Copy the records below exactly, omitting any pictures they contain.
======== Extracted records ========
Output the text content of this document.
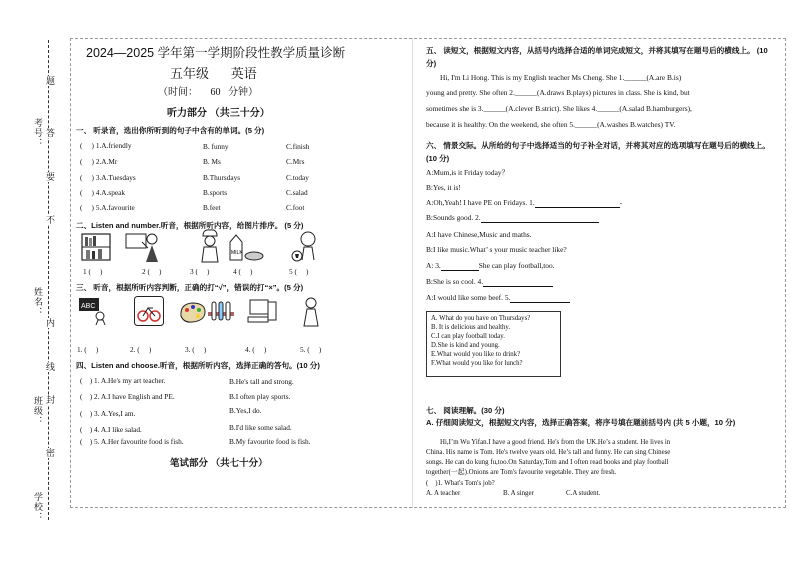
学校：
班级：
姓名：
考号：
密
封
线
内
不
要
答
题
2024—2025 学年第一学期阶段性教学质量诊断
五年级 英语
（时间： 60 分钟）
听力部分 （共三十分）
一、 听录音，选出你所听到的句子中含有的单词。(5 分)
(     ) 1.A.friendly	B. funny	C.finish
(     ) 2.A.Mr	B. Ms	C.Mrs
(     ) 3.A.Tuesdays	B.Thursdays	C.today
(     ) 4.A.speak	B.sports	C.salad
(     ) 5.A.favourite	B.feet	C.foot
二、Listen and number.听音，根据所听内容，给图片排序。 (5 分)
MILK
1 (     )	2 (     )	3 (     )	4 (     )	5 (     )
三、 听音，根据所听内容判断，正确的打“√”，错误的打“×”。(5 分)
ABC
1. (     )	2. (     )	3. (     )	4. (     )	5. (     )
四、Listen and choose.听音，根据所听内容，选择正确的答句。(10 分)
(    ) 1. A.He's my art teacher.	B.He's tall and strong.
(    ) 2. A.I have English and PE.	B.I often play sports.
(    ) 3. A.Yes,I am.	B.Yes,I do.
(    ) 4. A.I like salad.	B.I'd like some salad.
(    ) 5. A.Her favourite food is fish.	B.My favourite food is fish.
笔试部分 （共七十分）
五、 读短文，根据短文内容，从括号内选择合适的单词完成短文，并将其填写在题号后的横线上。 (10 分)
Hi, I'm Li Hong. This is my English teacher Ms Cheng. She 1.______(A.are B.is)
young and pretty. She often 2.______(A.draws B.plays) pictures in class. She is kind, but
sometimes she is 3.______(A.clever B.strict). She likes 4.______(A.salad B.hamburgers),
because it is healthy. On the weekend, she often 5.______(A.washes B.watches) TV.
六、 情景交际。从所给的句子中选择适当的句子补全对话，并将其对应的选项填写在题号后的横线上。 (10 分)
A:Mum,is it Friday today？
B:Yes, it is!
A:Oh,Yeah! I have PE on Fridays. 1.	-
B:Sounds good. 2.
A:I have Chinese,Music and maths.
B:I like music.What’ s your music teacher like?
A: 3.	She can play football,too.
B:She is so cool. 4.
A:I would like some beef. 5.
A. What do you have on Thursdays?
B. It is delicious and healthy.
C.I can play football today.
D.She is kind and young.
E.What would you like to drink?
F.What would you like for lunch?
七、 阅读理解。(30 分)
A. 仔细阅读短文，根据短文内容，选择正确答案，将序号填在题前括号内 (共 5 小题，10 分)
Hi,I’m Wu Yifan.I have a good friend. He's from the UK.He’s a student. He lives in
China. His name is Tom. He's twelve years old. He’s tall and funny. He can sing Chinese
songs. He can do kung fu,too.On Saturday,Tom and I often read books and play football
together(一起).Onions are Tom's favourite vegetable. They are fresh.
( )1. What's Tom's job?
A. A teacher	B. A singer	C.A student.
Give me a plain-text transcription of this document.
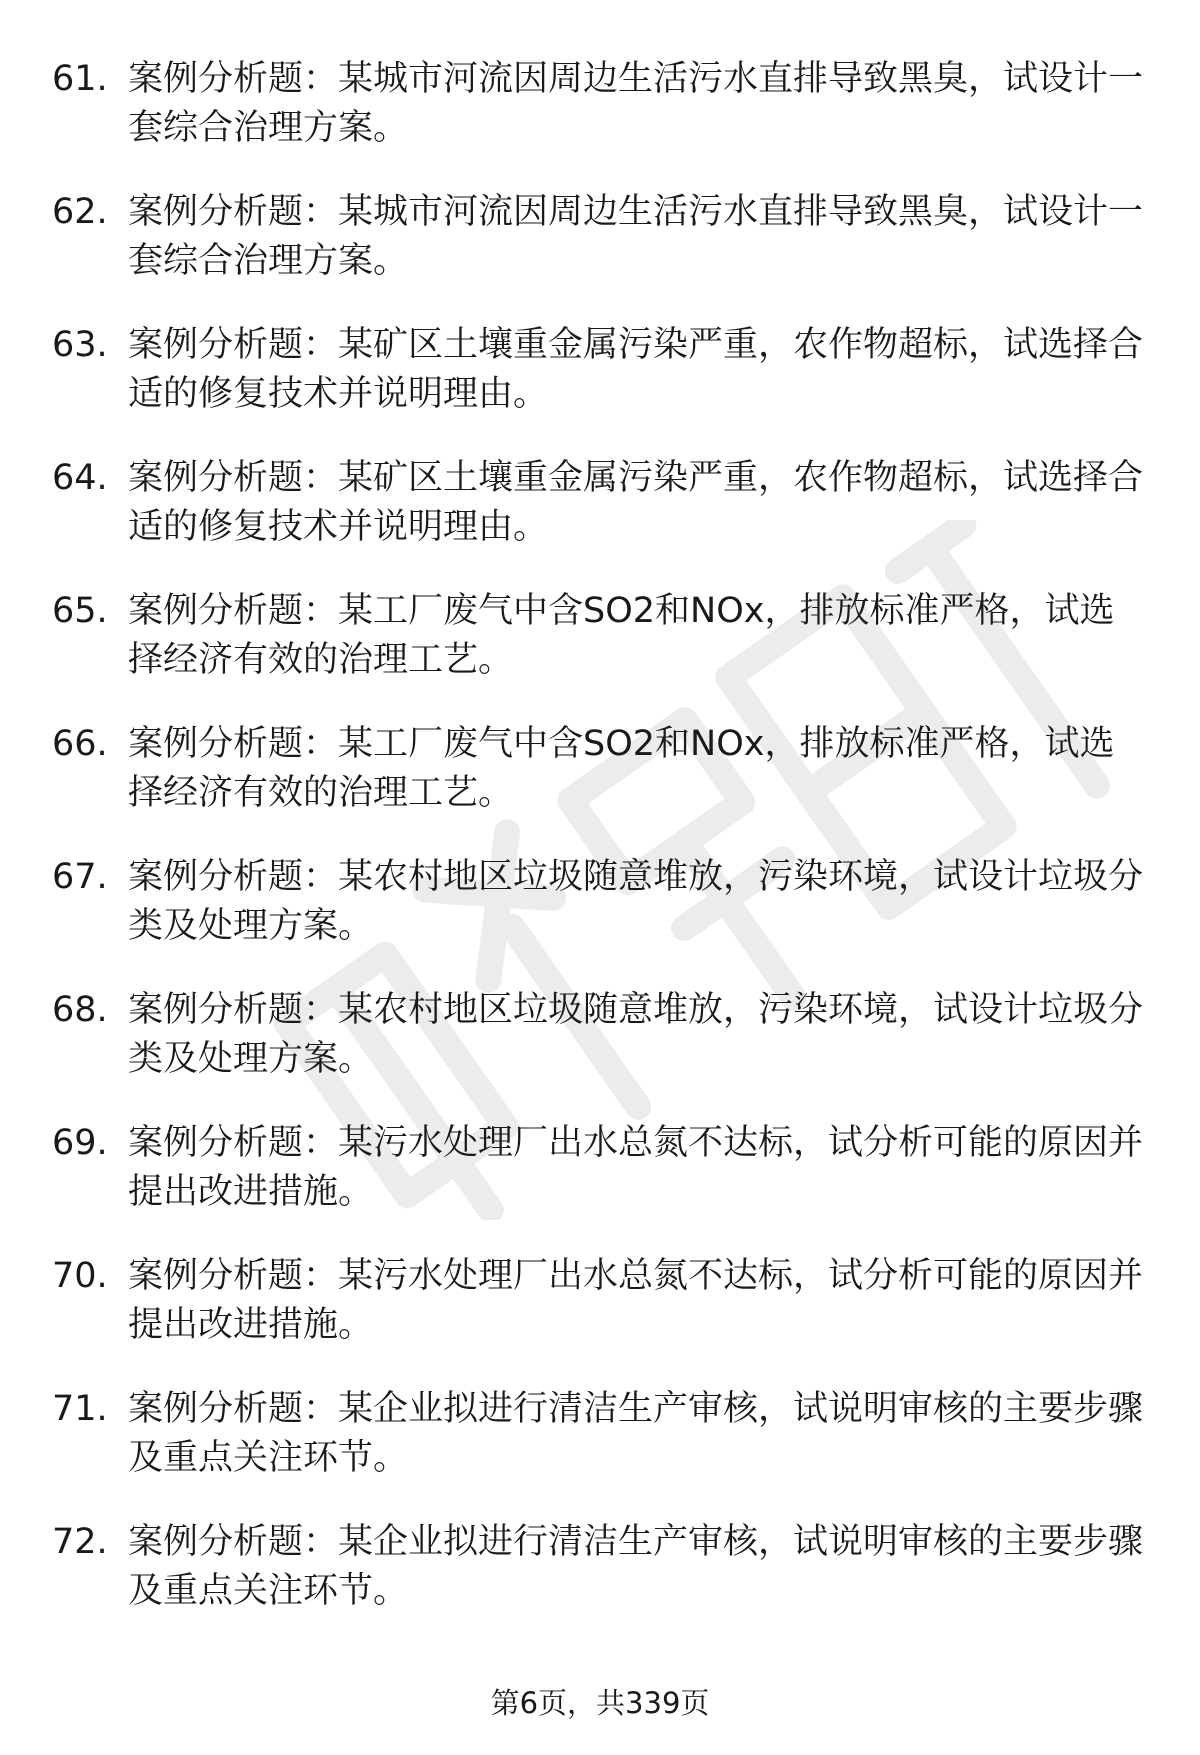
61. 案例分析题：某城市河流因周边生活污水直排导致黑臭，试设计一套综合治理方案。
62. 案例分析题：某城市河流因周边生活污水直排导致黑臭，试设计一套综合治理方案。
63. 案例分析题：某矿区土壤重金属污染严重，农作物超标，试选择合适的修复技术并说明理由。
64. 案例分析题：某矿区土壤重金属污染严重，农作物超标，试选择合适的修复技术并说明理由。
65. 案例分析题：某工厂废气中含SO2和NOx，排放标准严格，试选择经济有效的治理工艺。
66. 案例分析题：某工厂废气中含SO2和NOx，排放标准严格，试选择经济有效的治理工艺。
67. 案例分析题：某农村地区垃圾随意堆放，污染环境，试设计垃圾分类及处理方案。
68. 案例分析题：某农村地区垃圾随意堆放，污染环境，试设计垃圾分类及处理方案。
69. 案例分析题：某污水处理厂出水总氮不达标，试分析可能的原因并提出改进措施。
70. 案例分析题：某污水处理厂出水总氮不达标，试分析可能的原因并提出改进措施。
71. 案例分析题：某企业拟进行清洁生产审核，试说明审核的主要步骤及重点关注环节。
72. 案例分析题：某企业拟进行清洁生产审核，试说明审核的主要步骤及重点关注环节。
第6页，共339页
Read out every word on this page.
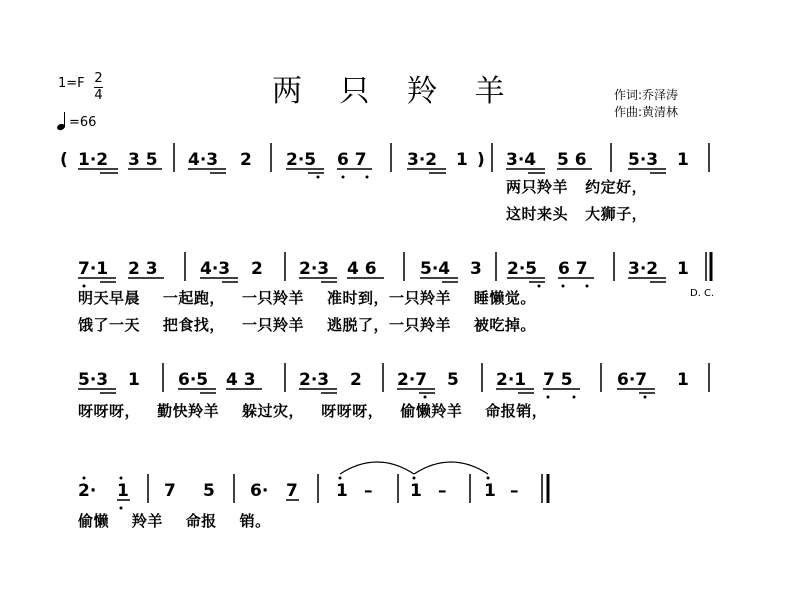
两 只 羚 羊
1=F 2
4
=66
作词:乔泽涛
作曲:黄清林
( 1·2 3 5 4·3 2 2·5 6 7 3·2 1 ) 3·4 5 6 5·3 1
7·1 2 3 4·3 2 2·3 4 6	5·4 3 2·5 6 7 3·2 1
D. C.
5·3 1 6·5 4 3	2·3 2 2·7 5 2·1 7 5	6·7 1
2· 1 7 5 6· 7 1 – 1 – 1 –
两只羚羊   约定好，
这时来头   大狮子，
明天早晨    一起跑，   一只羚羊    准时到，一只羚羊    睡懒觉。
饿了一天    把食找，   一只羚羊    逃脱了，一只羚羊    被吃掉。
呀呀呀，   勤快羚羊    躲过灾，   呀呀呀，   偷懒羚羊    命报销，
偷懒    羚羊    命报    销。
========
Task output:
Output the text content of this document.
学校：
班级：
姓名：
考号：
密
封
线
内
不
要
答
题
2024—2025 学年第一学期阶段性教学质量诊断
五年级 英语
（时间： 60 分钟）
听力部分 （共三十分）
一、 听录音，选出你所听到的句子中含有的单词。(5 分)
(     ) 1.A.friendly	B. funny	C.finish
(     ) 2.A.Mr	B. Ms	C.Mrs
(     ) 3.A.Tuesdays	B.Thursdays	C.today
(     ) 4.A.speak	B.sports	C.salad
(     ) 5.A.favourite	B.feet	C.foot
二、Listen and number.听音，根据所听内容，给图片排序。 (5 分)
MILK
1 (     )	2 (     )	3 (     )	4 (     )	5 (     )
三、 听音，根据所听内容判断，正确的打“√”，错误的打“×”。(5 分)
ABC
1. (     )	2. (     )	3. (     )	4. (     )	5. (     )
四、Listen and choose.听音，根据所听内容，选择正确的答句。(10 分)
(    ) 1. A.He's my art teacher.	B.He's tall and strong.
(    ) 2. A.I have English and PE.	B.I often play sports.
(    ) 3. A.Yes,I am.	B.Yes,I do.
(    ) 4. A.I like salad.	B.I'd like some salad.
(    ) 5. A.Her favourite food is fish.	B.My favourite food is fish.
笔试部分 （共七十分）
五、 读短文，根据短文内容，从括号内选择合适的单词完成短文，并将其填写在题号后的横线上。 (10 分)
Hi, I'm Li Hong. This is my English teacher Ms Cheng. She 1.______(A.are B.is)
young and pretty. She often 2.______(A.draws B.plays) pictures in class. She is kind, but
sometimes she is 3.______(A.clever B.strict). She likes 4.______(A.salad B.hamburgers),
because it is healthy. On the weekend, she often 5.______(A.washes B.watches) TV.
六、 情景交际。从所给的句子中选择适当的句子补全对话，并将其对应的选项填写在题号后的横线上。 (10 分)
A:Mum,is it Friday today？
B:Yes, it is!
A:Oh,Yeah! I have PE on Fridays. 1.	-
B:Sounds good. 2.
A:I have Chinese,Music and maths.
B:I like music.What’ s your music teacher like?
A: 3.	She can play football,too.
B:She is so cool. 4.
A:I would like some beef. 5.
A. What do you have on Thursdays?
B. It is delicious and healthy.
C.I can play football today.
D.She is kind and young.
E.What would you like to drink?
F.What would you like for lunch?
七、 阅读理解。(30 分)
A. 仔细阅读短文，根据短文内容，选择正确答案，将序号填在题前括号内 (共 5 小题，10 分)
Hi,I’m Wu Yifan.I have a good friend. He's from the UK.He’s a student. He lives in
China. His name is Tom. He's twelve years old. He’s tall and funny. He can sing Chinese
songs. He can do kung fu,too.On Saturday,Tom and I often read books and play football
together(一起).Onions are Tom's favourite vegetable. They are fresh.
( )1. What's Tom's job?
A. A teacher	B. A singer	C.A student.
Give me a plain-text transcription of this document.
61. 案例分析题：某城市河流因周边生活污水直排导致黑臭，试设计一套综合治理方案。
62. 案例分析题：某城市河流因周边生活污水直排导致黑臭，试设计一套综合治理方案。
63. 案例分析题：某矿区土壤重金属污染严重，农作物超标，试选择合适的修复技术并说明理由。
64. 案例分析题：某矿区土壤重金属污染严重，农作物超标，试选择合适的修复技术并说明理由。
65. 案例分析题：某工厂废气中含SO2和NOx，排放标准严格，试选择经济有效的治理工艺。
66. 案例分析题：某工厂废气中含SO2和NOx，排放标准严格，试选择经济有效的治理工艺。
67. 案例分析题：某农村地区垃圾随意堆放，污染环境，试设计垃圾分类及处理方案。
68. 案例分析题：某农村地区垃圾随意堆放，污染环境，试设计垃圾分类及处理方案。
69. 案例分析题：某污水处理厂出水总氮不达标，试分析可能的原因并提出改进措施。
70. 案例分析题：某污水处理厂出水总氮不达标，试分析可能的原因并提出改进措施。
71. 案例分析题：某企业拟进行清洁生产审核，试说明审核的主要步骤及重点关注环节。
72. 案例分析题：某企业拟进行清洁生产审核，试说明审核的主要步骤及重点关注环节。
第6页，共339页
Read out every word on this page.
两 只 羚 羊
1=F 2
4
=66
作词:乔泽涛
作曲:黄清林
( 1·2 3 5 4·3 2 2·5 6 7 3·2 1 ) 3·4 5 6 5·3 1
7·1 2 3 4·3 2 2·3 4 6	5·4 3 2·5 6 7 3·2 1
D. C.
5·3 1 6·5 4 3	2·3 2 2·7 5 2·1 7 5	6·7 1
2· 1 7 5 6· 7 1 – 1 – 1 –
两只羚羊   约定好，
这时来头   大狮子，
明天早晨    一起跑，   一只羚羊    准时到，一只羚羊    睡懒觉。
饿了一天    把食找，   一只羚羊    逃脱了，一只羚羊    被吃掉。
呀呀呀，   勤快羚羊    躲过灾，   呀呀呀，   偷懒羚羊    命报销，
偷懒    羚羊    命报    销。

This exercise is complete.